### [AIM]
Output the records exactly. Include every line.
++++ TASK INPUTS
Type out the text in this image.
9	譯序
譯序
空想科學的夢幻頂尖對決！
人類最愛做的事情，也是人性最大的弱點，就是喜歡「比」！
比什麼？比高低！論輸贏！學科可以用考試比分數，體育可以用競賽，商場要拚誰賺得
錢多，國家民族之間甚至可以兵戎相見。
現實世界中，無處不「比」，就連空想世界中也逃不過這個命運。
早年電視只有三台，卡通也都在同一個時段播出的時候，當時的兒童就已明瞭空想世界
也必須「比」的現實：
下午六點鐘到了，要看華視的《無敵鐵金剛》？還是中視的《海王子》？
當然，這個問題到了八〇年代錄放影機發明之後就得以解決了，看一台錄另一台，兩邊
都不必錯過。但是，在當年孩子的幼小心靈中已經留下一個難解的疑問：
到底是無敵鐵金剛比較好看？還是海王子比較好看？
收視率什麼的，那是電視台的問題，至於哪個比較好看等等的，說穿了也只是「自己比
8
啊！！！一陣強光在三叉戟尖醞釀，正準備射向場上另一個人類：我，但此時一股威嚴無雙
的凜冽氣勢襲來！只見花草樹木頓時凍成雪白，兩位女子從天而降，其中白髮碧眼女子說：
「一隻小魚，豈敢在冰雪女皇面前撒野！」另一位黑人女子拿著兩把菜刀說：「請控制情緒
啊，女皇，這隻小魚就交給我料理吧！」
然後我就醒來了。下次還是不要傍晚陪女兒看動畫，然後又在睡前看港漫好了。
++++++++
### [TASK ANSWER]
Type out the text in this image.
9	譯序
譯序
空想科學的夢幻頂尖對決！
人類最愛做的事情，也是人性最大的弱點，就是喜歡「比」！
比什麼？比高低！論輸贏！學科可以用考試比分數，體育可以用競賽，商場要拚誰賺得
錢多，國家民族之間甚至可以兵戎相見。
現實世界中，無處不「比」，就連空想世界中也逃不過這個命運。
早年電視只有三台，卡通也都在同一個時段播出的時候，當時的兒童就已明瞭空想世界
也必須「比」的現實：
下午六點鐘到了，要看華視的《無敵鐵金剛》？還是中視的《海王子》？
當然，這個問題到了八〇年代錄放影機發明之後就得以解決了，看一台錄另一台，兩邊
都不必錯過。但是，在當年孩子的幼小心靈中已經留下一個難解的疑問：
到底是無敵鐵金剛比較好看？還是海王子比較好看？
收視率什麼的，那是電視台的問題，至於哪個比較好看等等的，說穿了也只是「自己比
8
啊！！！一陣強光在三叉戟尖醞釀，正準備射向場上另一個人類：我，但此時一股威嚴無雙
的凜冽氣勢襲來！只見花草樹木頓時凍成雪白，兩位女子從天而降，其中白髮碧眼女子說：
「一隻小魚，豈敢在冰雪女皇面前撒野！」另一位黑人女子拿著兩把菜刀說：「請控制情緒
啊，女皇，這隻小魚就交給我料理吧！」
然後我就醒來了。下次還是不要傍晚陪女兒看動畫，然後又在睡前看港漫好了。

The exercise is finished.